*WRITTEN INSTRUCTION:*
The answer should be a single number: how many lines of the entries below hold the word "data".

## START RECORDS SUPPLIED

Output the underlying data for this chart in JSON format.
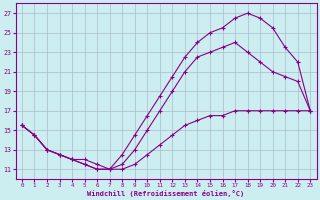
{
  "xlabel": "Windchill (Refroidissement éolien,°C)",
  "bg_color": "#cceef0",
  "grid_color": "#aabbcc",
  "line_color": "#880088",
  "xlim": [
    -0.5,
    23.5
  ],
  "ylim": [
    10,
    28
  ],
  "xticks": [
    0,
    1,
    2,
    3,
    4,
    5,
    6,
    7,
    8,
    9,
    10,
    11,
    12,
    13,
    14,
    15,
    16,
    17,
    18,
    19,
    20,
    21,
    22,
    23
  ],
  "yticks": [
    11,
    13,
    15,
    17,
    19,
    21,
    23,
    25,
    27
  ],
  "curve1_x": [
    0,
    1,
    2,
    3,
    4,
    5,
    6,
    7,
    8,
    9,
    10,
    11,
    12,
    13,
    14,
    15,
    16,
    17,
    18,
    19,
    20,
    21,
    22,
    23
  ],
  "curve1_y": [
    15.5,
    14.5,
    13.0,
    12.5,
    12.0,
    12.0,
    11.5,
    11.0,
    11.0,
    11.5,
    12.5,
    13.5,
    14.5,
    15.5,
    16.0,
    16.5,
    16.5,
    17.0,
    17.0,
    17.0,
    17.0,
    17.0,
    17.0,
    17.0
  ],
  "curve2_x": [
    0,
    1,
    2,
    3,
    4,
    5,
    6,
    7,
    8,
    9,
    10,
    11,
    12,
    13,
    14,
    15,
    16,
    17,
    18,
    19,
    20,
    21,
    22,
    23
  ],
  "curve2_y": [
    15.5,
    14.5,
    13.0,
    12.5,
    12.0,
    11.5,
    11.0,
    11.0,
    11.5,
    13.0,
    15.0,
    17.0,
    19.0,
    21.0,
    22.5,
    23.0,
    23.5,
    24.0,
    23.0,
    22.0,
    21.0,
    20.5,
    20.0,
    17.0
  ],
  "curve3_x": [
    0,
    1,
    2,
    3,
    4,
    5,
    6,
    7,
    8,
    9,
    10,
    11,
    12,
    13,
    14,
    15,
    16,
    17,
    18,
    19,
    20,
    21,
    22,
    23
  ],
  "curve3_y": [
    15.5,
    14.5,
    13.0,
    12.5,
    12.0,
    11.5,
    11.0,
    11.0,
    12.5,
    14.5,
    16.5,
    18.5,
    20.5,
    22.5,
    24.0,
    25.0,
    25.5,
    26.5,
    27.0,
    26.5,
    25.5,
    23.5,
    22.0,
    17.0
  ]
}
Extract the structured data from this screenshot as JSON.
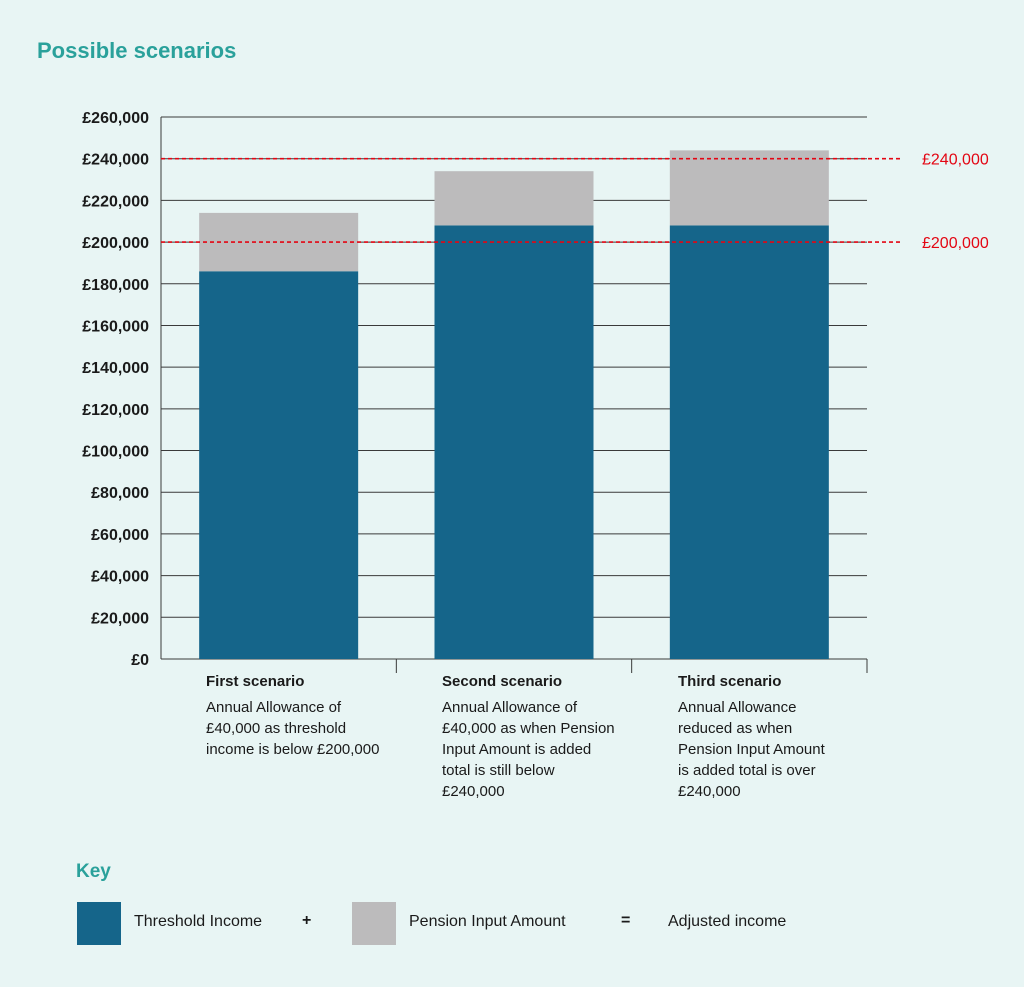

## END RECORDS SUPPLIED

*RESULT OF THIS TASK:*
2